[Written task] Reproduce the lines from the one containing "y-tick-label: 80 [62,808,80,825]" through the one containing "box-iqr [103,161,137,192]", swapping "box-iqr" for "iqr-box" and changing nothing else. Give only those lines.

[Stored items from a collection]
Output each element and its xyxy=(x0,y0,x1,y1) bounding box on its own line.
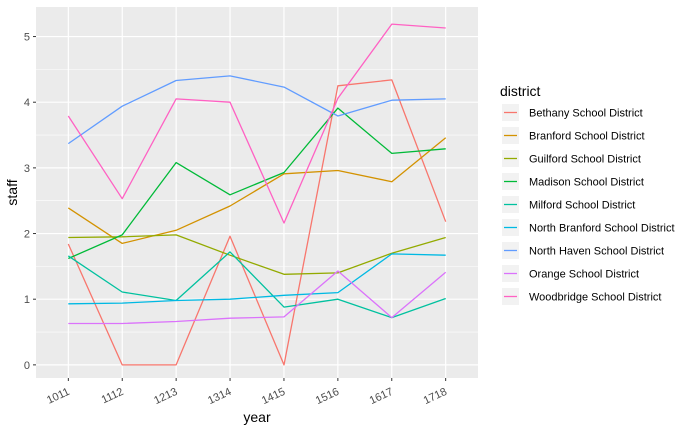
y-tick-label: 2 xyxy=(24,229,30,241)
series-line xyxy=(67,251,446,319)
legend-label: Bethany School District xyxy=(529,108,643,120)
legend-label: Milford School District xyxy=(529,200,635,212)
legend-title: district xyxy=(500,83,541,99)
series-line xyxy=(68,107,446,260)
panel-background xyxy=(36,7,478,378)
series-line xyxy=(68,253,446,305)
legend-label: Guilford School District xyxy=(529,154,641,166)
y-tick-label: 4 xyxy=(24,97,30,109)
legend-label: North Branford School District xyxy=(529,223,675,235)
y-tick-label: 5 xyxy=(24,32,30,44)
series-line xyxy=(67,75,446,145)
y-axis-title: staff xyxy=(4,179,20,205)
legend: district Bethany School District Branford… xyxy=(500,83,675,305)
series-line xyxy=(68,234,446,275)
y-tick-label: 0 xyxy=(24,360,30,372)
legend-label: Branford School District xyxy=(529,131,645,143)
series-line xyxy=(67,23,446,224)
legend-label: Orange School District xyxy=(529,269,639,281)
y-tick-label: 1 xyxy=(24,294,30,306)
series-line xyxy=(67,79,447,366)
series-line xyxy=(67,137,447,245)
legend-label: Madison School District xyxy=(529,177,644,189)
x-axis-title: year xyxy=(243,409,271,425)
plot-panel xyxy=(36,7,478,378)
legend-label: Woodbridge School District xyxy=(529,292,661,304)
y-tick-label: 3 xyxy=(24,163,30,175)
series-line xyxy=(68,270,447,325)
legend-label: North Haven School District xyxy=(529,246,664,258)
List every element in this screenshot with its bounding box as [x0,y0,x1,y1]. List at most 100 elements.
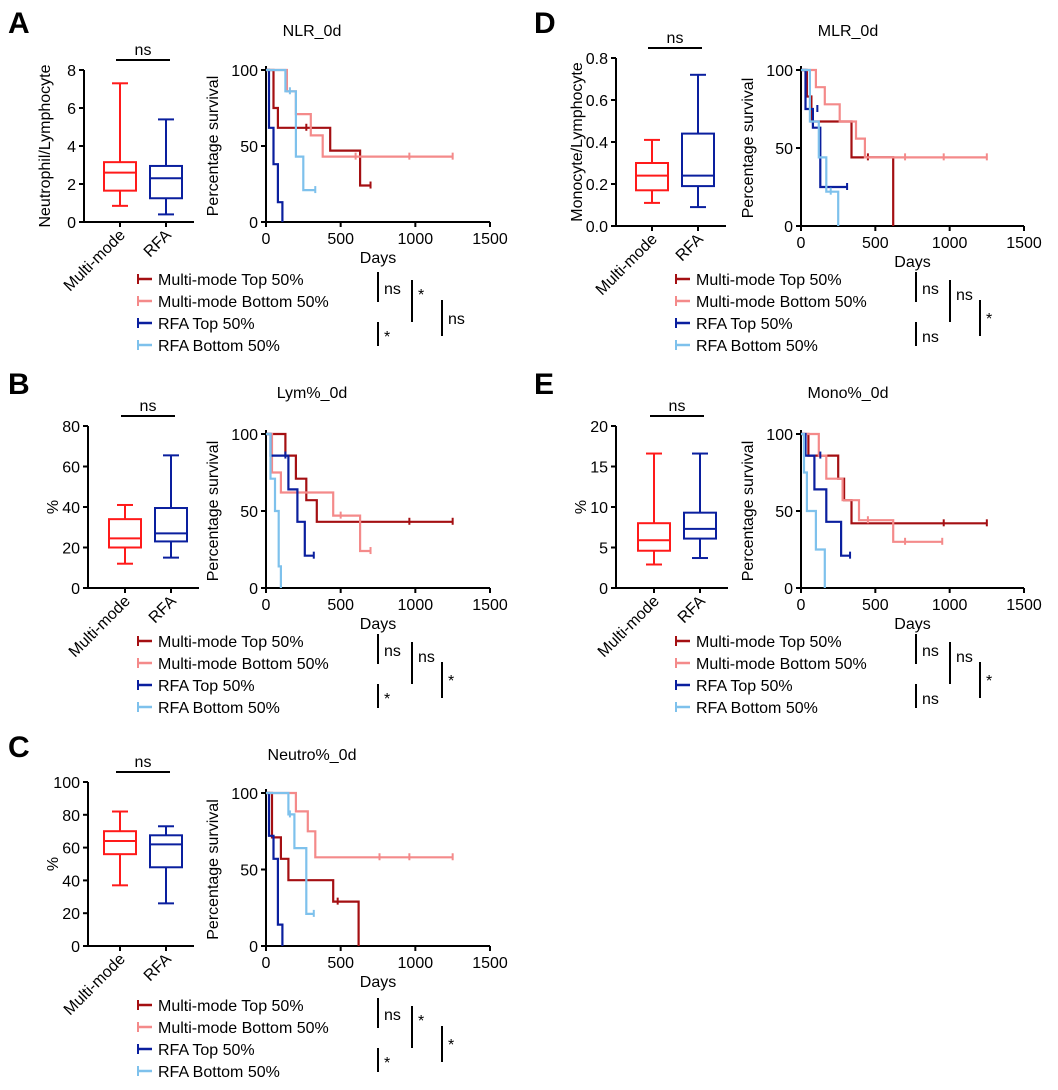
y-tick-label: 80 [62,808,80,825]
comparison-label: * [986,311,992,328]
km-y-tick-label: 50 [775,141,793,158]
y-tick-label: 0.6 [586,93,608,110]
box-iqr [103,830,137,856]
y-axis-label: % [573,500,590,514]
y-tick-label: 20 [590,419,608,436]
km-x-axis-label: Days [894,254,930,271]
boxplot: 0 5 10 15 20% Multi-mode RFA ns [573,398,728,661]
comparisons: ns ns*ns [915,634,992,708]
legend-label: Multi-mode Top 50% [158,272,304,289]
y-tick-label: 0 [71,939,80,956]
x-tick-label: RFA [673,231,707,265]
boxplot: 0 20 40 60 80% Multi-mode RFA ns [45,398,199,661]
legend-label: RFA Top 50% [158,1042,255,1059]
km-y-axis-label: Percentage survival [205,76,222,217]
survival-series [266,791,360,946]
box-iqr [103,161,137,192]
survival-curve [266,432,282,588]
comparison-label: ns [922,691,939,708]
x-tick-label: Multi-mode [595,593,663,661]
comparison-label: ns [384,643,401,660]
km-x-tick-label: 1000 [932,235,968,252]
y-tick-label: 0.2 [586,177,608,194]
comparison-label: * [448,673,454,690]
comparison-label: ns [922,281,939,298]
x-tick-label: RFA [141,951,175,985]
y-tick-label: 0.4 [586,135,608,152]
km-x-tick-label: 1000 [932,597,968,614]
km-x-tick-label: 1500 [472,597,508,614]
survival-curve [266,68,453,158]
km-y-axis-label: Percentage survival [740,78,757,219]
comparison-label: * [986,673,992,690]
km-x-tick-label: 500 [327,231,354,248]
chart-title: Neutro%_0d [268,747,357,764]
comparison-label: * [418,287,424,304]
km-x-axis-label: Days [360,250,396,267]
box-iqr [683,511,717,540]
km-y-tick-label: 100 [231,427,258,444]
survival-curve [801,68,848,189]
legend: Multi-mode Top 50% Multi-mode Bottom 50% R… [675,634,867,717]
survival-series [266,68,372,189]
survival-series [801,432,852,559]
box-iqr [637,522,671,552]
x-tick-label: Multi-mode [61,227,129,295]
km-y-tick-label: 0 [784,581,793,598]
box-iqr [108,518,142,549]
y-tick-label: 0 [599,581,608,598]
y-tick-label: 60 [62,460,80,477]
panel-letter: D [534,7,556,40]
y-tick-label: 0.8 [586,51,608,68]
legend-label: RFA Bottom 50% [158,700,280,717]
chart-title: MLR_0d [818,23,878,40]
km-y-tick-label: 0 [249,215,258,232]
y-axis-label: Monocyte/Lymphocyte [569,62,586,222]
survival-curve [266,791,284,946]
survival-curve [266,432,371,553]
panel-a: A 0 2 4 6 8 Neutrophil/Lymphocyte Multi-mode RFA… [8,7,508,355]
km-x-tick-label: 500 [862,597,889,614]
survival-series [266,791,454,861]
panel-letter: C [8,731,30,764]
box-iqr [154,507,188,543]
survival-curve [801,68,840,226]
comparison-label: ns [922,329,939,346]
km-y-tick-label: 50 [240,139,258,156]
km-y-tick-label: 100 [231,786,258,803]
box-rfa: RFA [146,454,188,627]
y-axis-label: % [45,857,62,871]
comparison-label: ns [956,649,973,666]
comparisons: ns ns*ns [915,272,992,346]
comparison-label: * [384,1055,390,1072]
comparisons: ns * ns * [377,272,465,346]
legend-label: Multi-mode Bottom 50% [696,656,867,673]
y-axis-label: % [45,500,62,514]
km-x-tick-label: 500 [327,955,354,972]
survival-series [266,791,284,946]
survival-series [266,68,317,194]
comparison-label: ns [418,649,435,666]
chart-title: NLR_0d [283,23,342,40]
legend-label: Multi-mode Bottom 50% [158,1020,329,1037]
survival-curve [266,68,371,187]
y-tick-label: 2 [67,177,76,194]
chart-title: Mono%_0d [808,385,889,402]
significance-label: ns [669,398,686,415]
chart-title: Lym%_0d [277,385,348,402]
legend-label: Multi-mode Bottom 50% [696,294,867,311]
survival-series [266,432,372,555]
survival-curve [266,791,453,859]
panel-letter: A [8,7,30,40]
km-x-tick-label: 0 [262,231,271,248]
km-y-tick-label: 50 [775,504,793,521]
comparison-label: ns [956,287,973,304]
km-y-tick-label: 50 [240,863,258,880]
y-tick-label: 100 [53,775,80,792]
survival-series [801,68,895,226]
legend-label: RFA Bottom 50% [158,1064,280,1081]
survival-series [266,791,315,917]
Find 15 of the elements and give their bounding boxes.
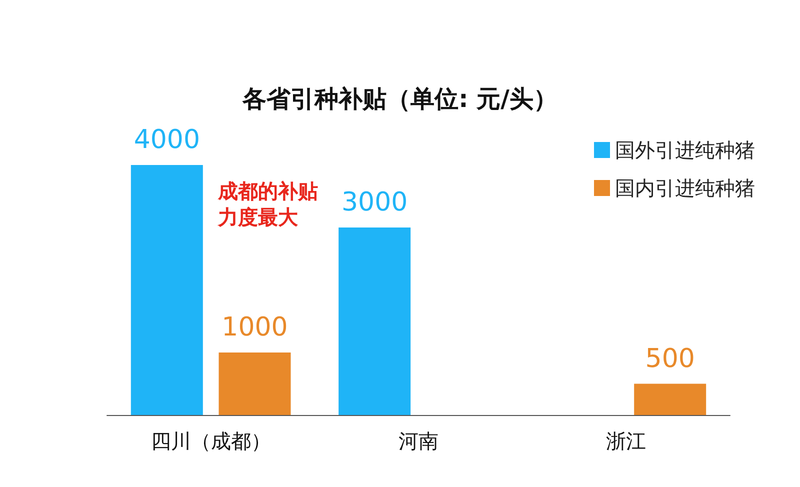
bar bbox=[218, 352, 291, 415]
bar bbox=[130, 165, 203, 415]
x-tick-label: 河南 bbox=[398, 429, 438, 453]
data-label: 4000 bbox=[134, 125, 200, 155]
bar bbox=[338, 228, 411, 415]
data-label: 500 bbox=[645, 344, 695, 374]
chart-title: 各省引种补贴（单位: 元/头） bbox=[242, 85, 558, 113]
bar bbox=[634, 384, 706, 415]
data-label: 1000 bbox=[222, 312, 288, 342]
legend-label: 国内引进纯种猪 bbox=[615, 176, 755, 200]
annotation: 成都的补贴力度最大 bbox=[217, 179, 318, 229]
legend-label: 国外引进纯种猪 bbox=[615, 138, 755, 162]
x-tick-label: 四川（成都） bbox=[150, 429, 271, 453]
x-tick-label: 浙江 bbox=[606, 429, 646, 453]
data-label: 3000 bbox=[341, 188, 408, 218]
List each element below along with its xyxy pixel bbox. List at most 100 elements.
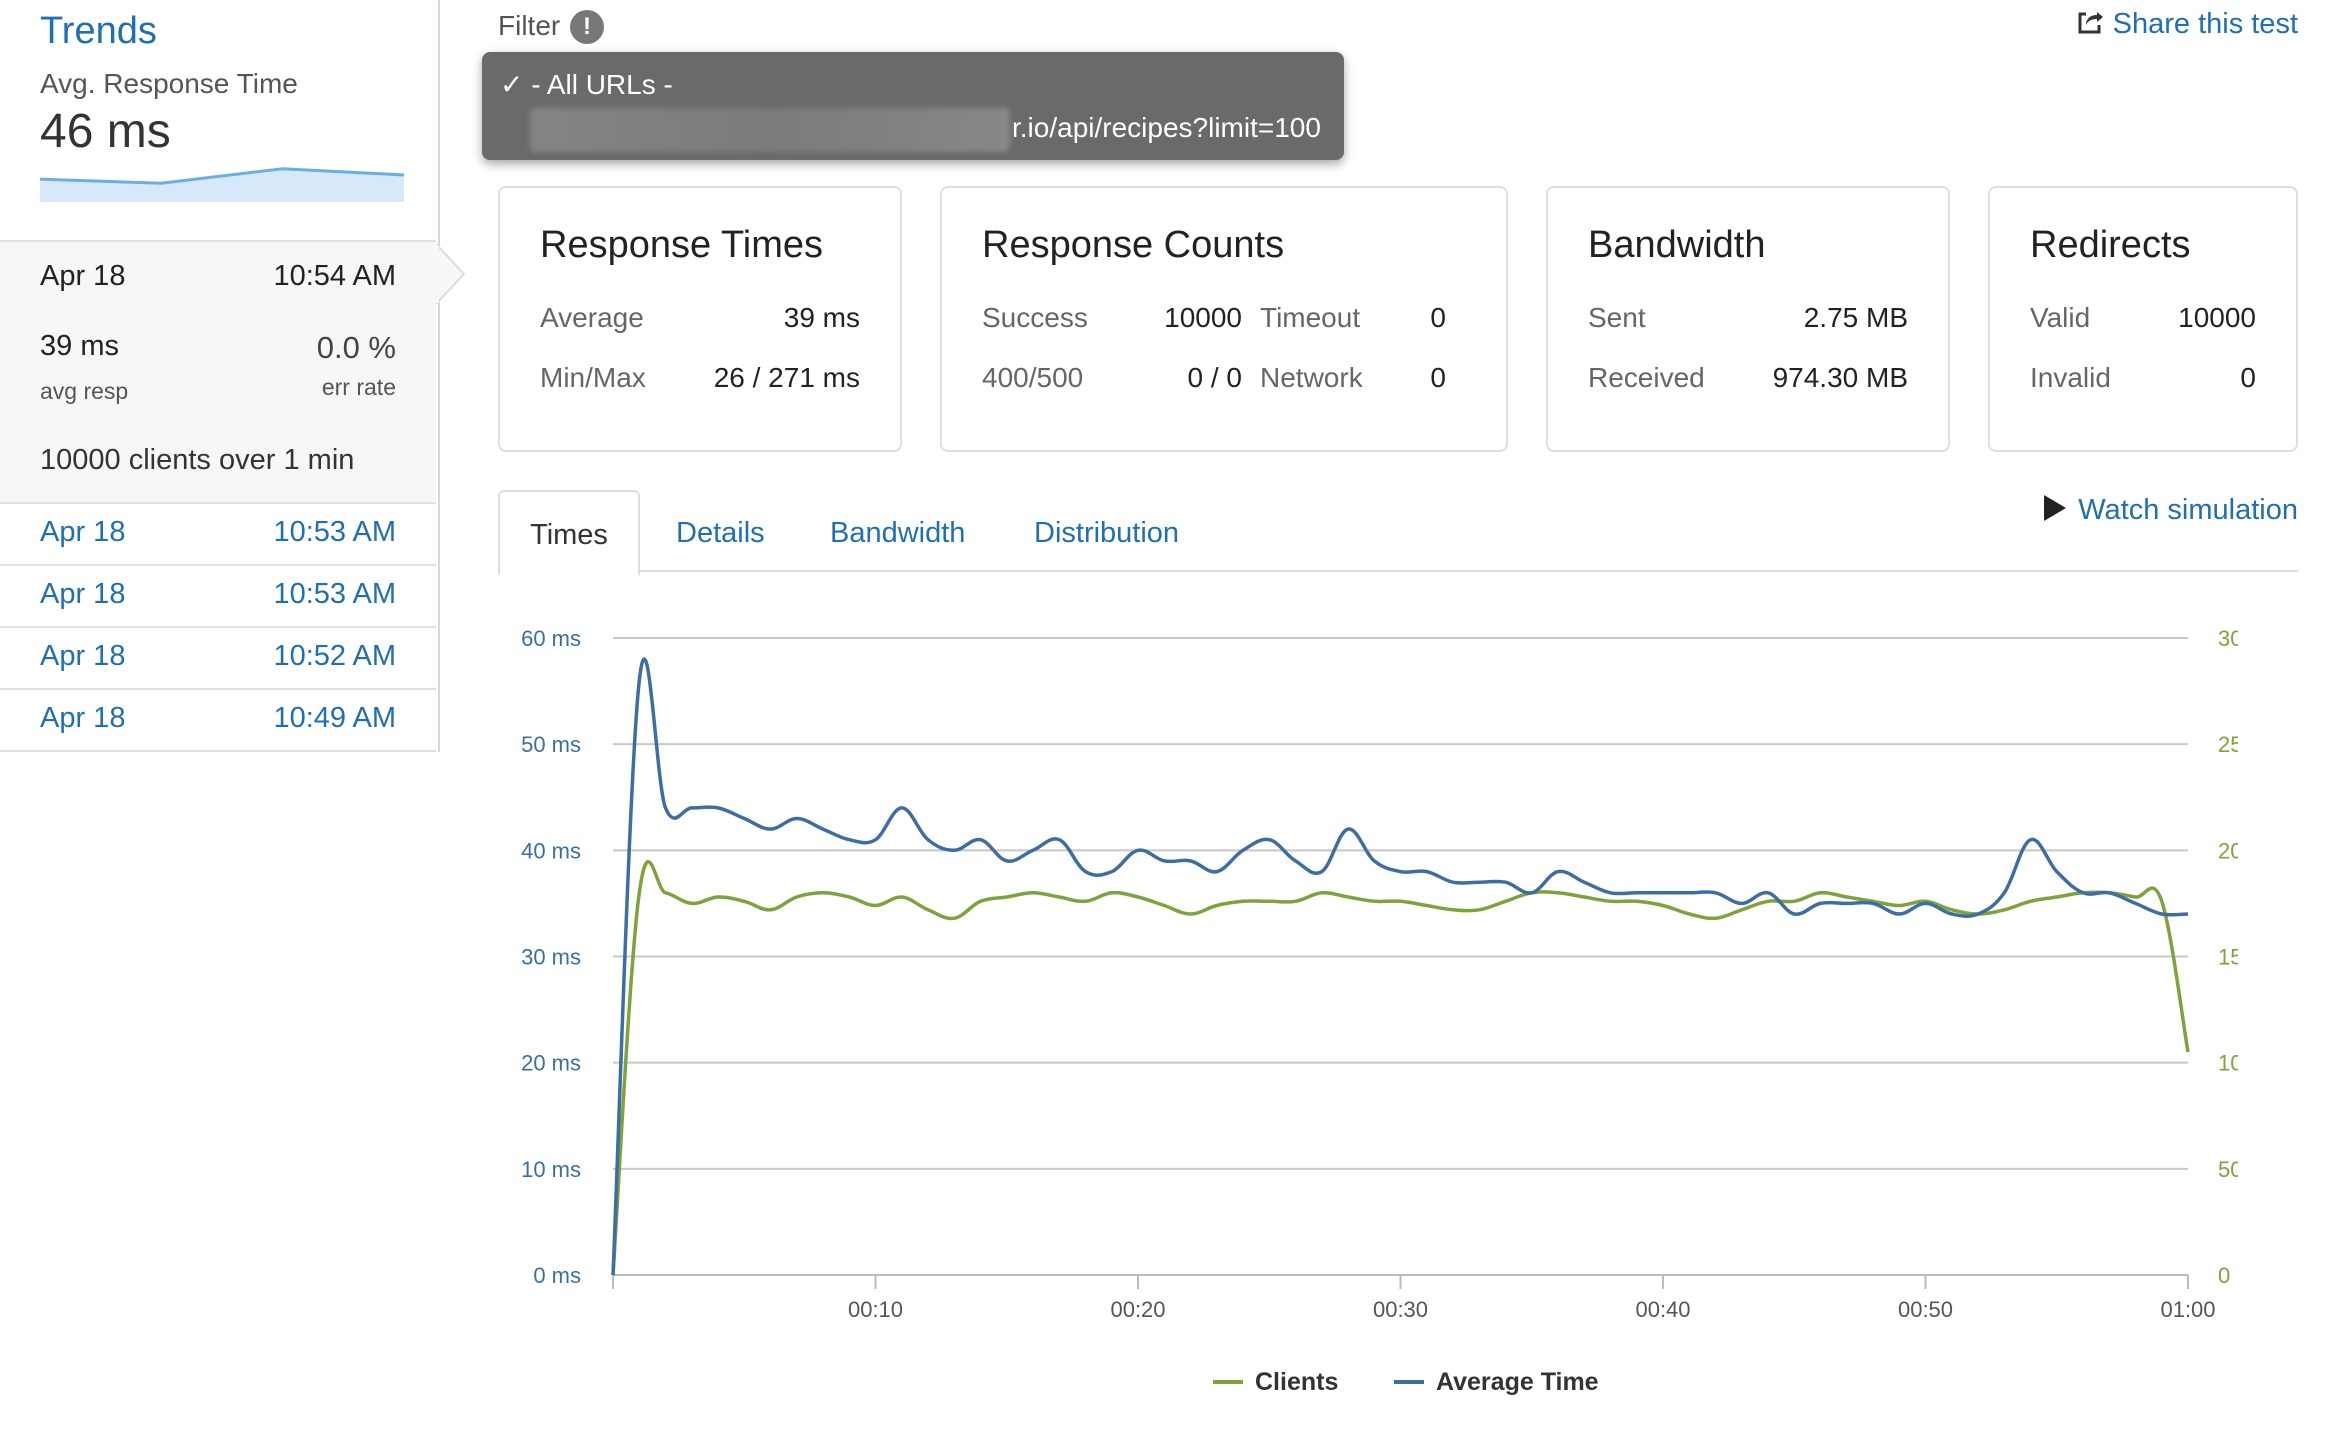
y-left-tick-label: 60 ms <box>521 626 581 651</box>
history-date: Apr 18 <box>40 516 126 548</box>
response-times-chart: 0 ms 0 10 ms 50 20 ms 100 30 ms 150 40 ms 200 50 m… <box>521 626 2238 1396</box>
http-error-label: 400/500 <box>982 362 1084 393</box>
card-title: Response Counts <box>982 224 1285 266</box>
current-run-pointer-icon <box>436 244 466 304</box>
clients-text: clients over <box>128 444 276 476</box>
history-time: 10:53 AM <box>273 578 396 610</box>
current-run-date: Apr 18 <box>40 260 126 292</box>
y-right-tick-label: 100 <box>2218 1051 2238 1076</box>
y-left-tick-label: 40 ms <box>521 838 581 863</box>
y-right-tick-label: 250 <box>2218 732 2238 757</box>
history-item[interactable]: Apr 18 10:52 AM <box>0 626 436 690</box>
info-icon[interactable]: ! <box>570 10 604 44</box>
sent-value: 2.75 MB <box>1803 302 1908 333</box>
watch-simulation-link[interactable]: Watch simulation <box>2044 494 2298 527</box>
duration-unit: min <box>307 444 355 476</box>
legend-label: Average Time <box>1436 1368 1599 1396</box>
success-value: 10000 <box>1164 302 1242 333</box>
valid-value: 10000 <box>2178 302 2256 333</box>
trends-sidebar: Trends Avg. Response Time 46 ms Apr 18 1… <box>0 0 440 752</box>
sparkline-line <box>40 167 404 185</box>
y-left-tick-label: 30 ms <box>521 945 581 970</box>
err-rate-label: err rate <box>321 374 396 400</box>
redacted-url-mask <box>530 108 1010 152</box>
invalid-value: 0 <box>2240 362 2256 393</box>
response-times-card: Response Times Average 39 ms Min/Max 26 … <box>498 186 902 452</box>
url-filter-dropdown[interactable]: ✓ - All URLs - r.io/api/recipes?limit=10… <box>482 52 1344 160</box>
minmax-label: Min/Max <box>540 362 646 393</box>
average-time-series-line <box>611 657 2189 1276</box>
watch-simulation-label: Watch simulation <box>2078 494 2298 526</box>
bandwidth-card: Bandwidth Sent 2.75 MB Received 974.30 M… <box>1546 186 1950 452</box>
avg-resp-value: 39 ms <box>40 330 119 362</box>
network-value: 0 <box>1430 362 1446 393</box>
y-left-tick-label: 10 ms <box>521 1157 581 1182</box>
x-tick-label: 00:20 <box>1110 1297 1165 1322</box>
card-title: Redirects <box>2030 224 2191 266</box>
play-icon <box>2044 495 2067 521</box>
history-item[interactable]: Apr 18 10:49 AM <box>0 688 436 752</box>
history-time: 10:52 AM <box>273 640 396 672</box>
share-test-link[interactable]: Share this test <box>2077 8 2298 41</box>
check-icon: ✓ <box>500 69 524 100</box>
valid-label: Valid <box>2030 302 2091 333</box>
filter-option-url[interactable]: r.io/api/recipes?limit=100 <box>1012 112 1321 143</box>
filter-option-label: - All URLs - <box>531 69 673 100</box>
history-time: 10:49 AM <box>273 702 396 734</box>
http-error-value: 0 / 0 <box>1187 362 1242 393</box>
avg-resp-label: avg resp <box>40 378 129 404</box>
y-left-tick-label: 20 ms <box>521 1051 581 1076</box>
sent-label: Sent <box>1588 302 1646 333</box>
response-time-sparkline <box>40 167 404 202</box>
trend-metric-label: Avg. Response Time <box>40 68 298 99</box>
timeout-value: 0 <box>1430 302 1446 333</box>
timeout-label: Timeout <box>1260 302 1361 333</box>
redirects-card: Redirects Valid 10000 Invalid 0 <box>1988 186 2298 452</box>
network-label: Network <box>1260 362 1363 393</box>
clients-summary: 10000 clients over 1 min <box>40 444 354 477</box>
x-tick-label: 00:50 <box>1898 1297 1953 1322</box>
history-date: Apr 18 <box>40 578 126 610</box>
share-test-label: Share this test <box>2112 8 2298 40</box>
x-tick-label: 00:10 <box>848 1297 903 1322</box>
history-item[interactable]: Apr 18 10:53 AM <box>0 564 436 628</box>
minmax-value: 26 / 271 ms <box>713 362 860 393</box>
share-icon <box>2078 12 2103 34</box>
tabs-divider <box>498 570 2298 572</box>
x-tick-label: 00:40 <box>1635 1297 1690 1322</box>
y-left-tick-label: 0 ms <box>533 1263 581 1288</box>
average-label: Average <box>540 302 644 333</box>
history-item[interactable]: Apr 18 10:53 AM <box>0 502 436 566</box>
history-date: Apr 18 <box>40 702 126 734</box>
y-right-tick-label: 300 <box>2218 626 2238 651</box>
tab-times[interactable]: Times <box>498 490 640 576</box>
history-date: Apr 18 <box>40 640 126 672</box>
tab-distribution[interactable]: Distribution <box>1034 517 1180 549</box>
response-counts-card: Response Counts Success 10000 Timeout 0 … <box>940 186 1508 452</box>
y-right-tick-label: 50 <box>2218 1157 2238 1182</box>
clients-series-line <box>611 860 2190 1276</box>
history-time: 10:53 AM <box>273 516 396 548</box>
filter-label: Filter <box>498 10 561 41</box>
y-left-tick-label: 50 ms <box>521 732 581 757</box>
invalid-label: Invalid <box>2030 362 2111 393</box>
current-test-run[interactable]: Apr 18 10:54 AM 39 ms avg resp 0.0 % err… <box>0 240 436 504</box>
clients-count: 10000 <box>40 444 121 476</box>
err-rate-value: 0.0 % <box>316 330 396 365</box>
tab-details[interactable]: Details <box>676 517 765 549</box>
current-run-time: 10:54 AM <box>273 260 396 292</box>
card-title: Bandwidth <box>1588 224 1766 266</box>
success-label: Success <box>982 302 1088 333</box>
trend-metric-value: 46 ms <box>40 105 171 158</box>
legend-label: Clients <box>1255 1368 1338 1396</box>
received-label: Received <box>1588 362 1705 393</box>
card-title: Response Times <box>540 224 824 266</box>
trends-title[interactable]: Trends <box>40 10 157 52</box>
tab-bandwidth[interactable]: Bandwidth <box>830 517 966 549</box>
x-tick-label: 01:00 <box>2160 1297 2215 1322</box>
sparkline-area <box>40 168 404 202</box>
duration-value: 1 <box>283 444 300 476</box>
x-tick-label: 00:30 <box>1373 1297 1428 1322</box>
y-right-tick-label: 200 <box>2218 838 2238 863</box>
filter-option-all-urls[interactable]: ✓ - All URLs - <box>500 68 673 101</box>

[Full answer]
y-tick-label: 80 [62,808,80,825]
comparison-label: * [986,311,992,328]
km-y-tick-label: 50 [775,141,793,158]
y-tick-label: 0.6 [586,93,608,110]
iqr-box [103,830,137,856]
y-axis-label: % [573,500,590,514]
y-tick-label: 20 [590,419,608,436]
km-x-axis-label: Days [894,254,930,271]
boxplot: 0 5 10 15 20% Multi-mode RFA ns [573,398,728,661]
comparisons: ns ns*ns [915,634,992,708]
legend-label: Multi-mode Top 50% [158,272,304,289]
y-tick-label: 0 [71,939,80,956]
x-tick-label: RFA [673,231,707,265]
boxplot: 0 20 40 60 80% Multi-mode RFA ns [45,398,199,661]
legend-label: RFA Top 50% [158,1042,255,1059]
km-y-axis-label: Percentage survival [205,76,222,217]
survival-series [266,791,360,946]
iqr-box [103,161,137,192]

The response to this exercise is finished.